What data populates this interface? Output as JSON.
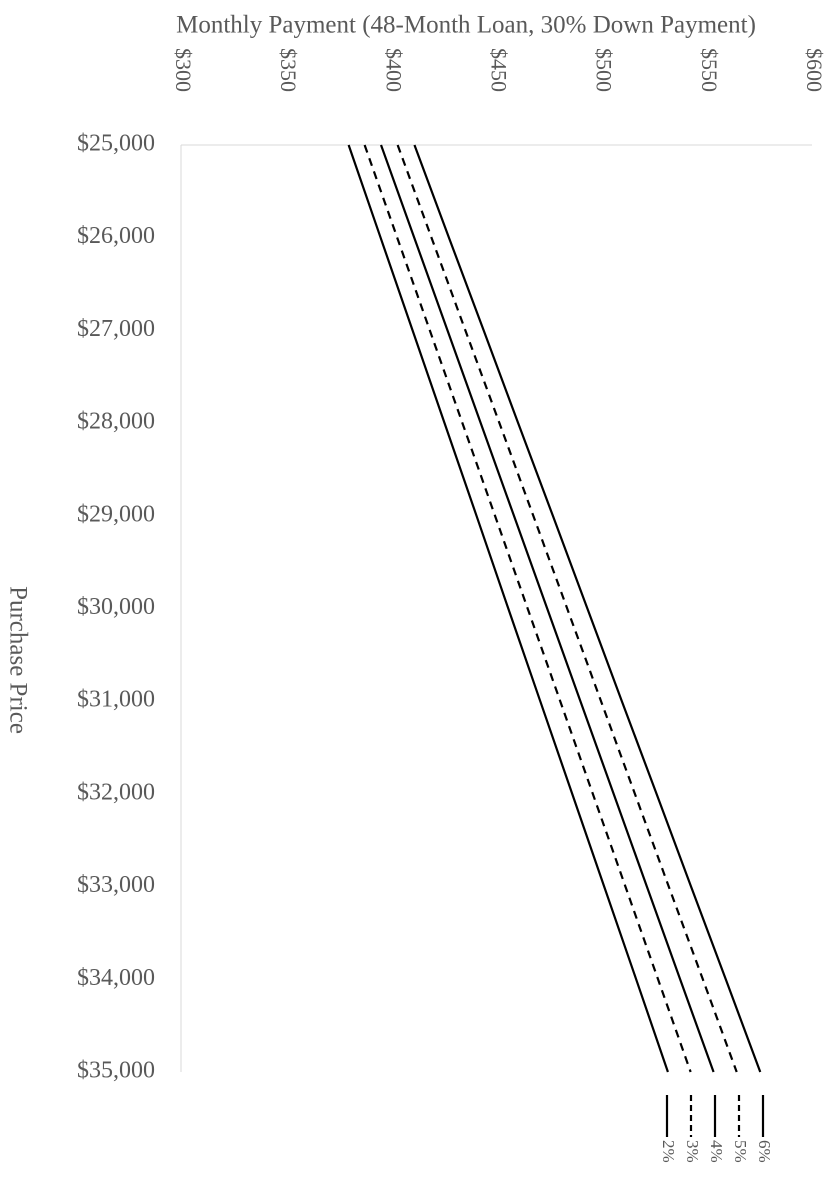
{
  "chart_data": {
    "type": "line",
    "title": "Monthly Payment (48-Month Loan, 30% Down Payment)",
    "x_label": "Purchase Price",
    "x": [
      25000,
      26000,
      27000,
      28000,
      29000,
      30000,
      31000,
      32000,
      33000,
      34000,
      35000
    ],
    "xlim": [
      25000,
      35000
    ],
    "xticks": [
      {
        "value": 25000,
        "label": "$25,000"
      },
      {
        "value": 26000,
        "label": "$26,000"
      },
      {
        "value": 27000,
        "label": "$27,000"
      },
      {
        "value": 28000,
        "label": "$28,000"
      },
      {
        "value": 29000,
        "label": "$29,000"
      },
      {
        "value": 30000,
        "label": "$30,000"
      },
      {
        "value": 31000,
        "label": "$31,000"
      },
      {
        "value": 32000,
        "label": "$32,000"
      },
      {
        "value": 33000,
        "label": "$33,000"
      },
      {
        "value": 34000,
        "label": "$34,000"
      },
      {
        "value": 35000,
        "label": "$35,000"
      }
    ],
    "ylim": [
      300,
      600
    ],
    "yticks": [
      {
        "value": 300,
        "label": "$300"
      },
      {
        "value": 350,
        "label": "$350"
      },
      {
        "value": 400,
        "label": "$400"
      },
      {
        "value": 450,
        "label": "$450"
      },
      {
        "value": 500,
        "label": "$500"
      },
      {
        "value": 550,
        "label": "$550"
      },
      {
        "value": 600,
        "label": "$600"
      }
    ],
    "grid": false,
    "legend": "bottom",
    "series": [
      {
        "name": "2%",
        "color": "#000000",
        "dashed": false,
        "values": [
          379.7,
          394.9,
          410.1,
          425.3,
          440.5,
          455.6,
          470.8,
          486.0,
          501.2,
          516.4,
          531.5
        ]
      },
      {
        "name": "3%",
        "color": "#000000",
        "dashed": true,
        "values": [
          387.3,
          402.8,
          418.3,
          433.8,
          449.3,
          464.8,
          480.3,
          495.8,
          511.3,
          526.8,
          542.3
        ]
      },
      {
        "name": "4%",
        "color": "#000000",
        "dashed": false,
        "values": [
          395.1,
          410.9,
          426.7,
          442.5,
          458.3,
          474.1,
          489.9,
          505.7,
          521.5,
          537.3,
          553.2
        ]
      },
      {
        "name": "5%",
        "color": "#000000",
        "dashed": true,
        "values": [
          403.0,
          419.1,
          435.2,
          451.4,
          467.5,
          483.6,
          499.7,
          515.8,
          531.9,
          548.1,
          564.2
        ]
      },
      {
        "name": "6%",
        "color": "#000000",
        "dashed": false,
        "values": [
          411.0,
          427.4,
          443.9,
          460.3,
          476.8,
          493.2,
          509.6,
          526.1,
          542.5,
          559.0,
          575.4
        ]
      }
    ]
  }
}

**********

[WORK TO COMPLETE] Write the listing above out again exactly, dropping each image.

[SOLUTION]
What data populates this interface? Output as JSON.
{
  "chart_data": {
    "type": "line",
    "title": "Monthly Payment (48-Month Loan, 30% Down Payment)",
    "x_label": "Purchase Price",
    "x": [
      25000,
      26000,
      27000,
      28000,
      29000,
      30000,
      31000,
      32000,
      33000,
      34000,
      35000
    ],
    "xlim": [
      25000,
      35000
    ],
    "xticks": [
      {
        "value": 25000,
        "label": "$25,000"
      },
      {
        "value": 26000,
        "label": "$26,000"
      },
      {
        "value": 27000,
        "label": "$27,000"
      },
      {
        "value": 28000,
        "label": "$28,000"
      },
      {
        "value": 29000,
        "label": "$29,000"
      },
      {
        "value": 30000,
        "label": "$30,000"
      },
      {
        "value": 31000,
        "label": "$31,000"
      },
      {
        "value": 32000,
        "label": "$32,000"
      },
      {
        "value": 33000,
        "label": "$33,000"
      },
      {
        "value": 34000,
        "label": "$34,000"
      },
      {
        "value": 35000,
        "label": "$35,000"
      }
    ],
    "ylim": [
      300,
      600
    ],
    "yticks": [
      {
        "value": 300,
        "label": "$300"
      },
      {
        "value": 350,
        "label": "$350"
      },
      {
        "value": 400,
        "label": "$400"
      },
      {
        "value": 450,
        "label": "$450"
      },
      {
        "value": 500,
        "label": "$500"
      },
      {
        "value": 550,
        "label": "$550"
      },
      {
        "value": 600,
        "label": "$600"
      }
    ],
    "grid": false,
    "legend": "bottom",
    "series": [
      {
        "name": "2%",
        "color": "#000000",
        "dashed": false,
        "values": [
          379.7,
          394.9,
          410.1,
          425.3,
          440.5,
          455.6,
          470.8,
          486.0,
          501.2,
          516.4,
          531.5
        ]
      },
      {
        "name": "3%",
        "color": "#000000",
        "dashed": true,
        "values": [
          387.3,
          402.8,
          418.3,
          433.8,
          449.3,
          464.8,
          480.3,
          495.8,
          511.3,
          526.8,
          542.3
        ]
      },
      {
        "name": "4%",
        "color": "#000000",
        "dashed": false,
        "values": [
          395.1,
          410.9,
          426.7,
          442.5,
          458.3,
          474.1,
          489.9,
          505.7,
          521.5,
          537.3,
          553.2
        ]
      },
      {
        "name": "5%",
        "color": "#000000",
        "dashed": true,
        "values": [
          403.0,
          419.1,
          435.2,
          451.4,
          467.5,
          483.6,
          499.7,
          515.8,
          531.9,
          548.1,
          564.2
        ]
      },
      {
        "name": "6%",
        "color": "#000000",
        "dashed": false,
        "values": [
          411.0,
          427.4,
          443.9,
          460.3,
          476.8,
          493.2,
          509.6,
          526.1,
          542.5,
          559.0,
          575.4
        ]
      }
    ]
  }
}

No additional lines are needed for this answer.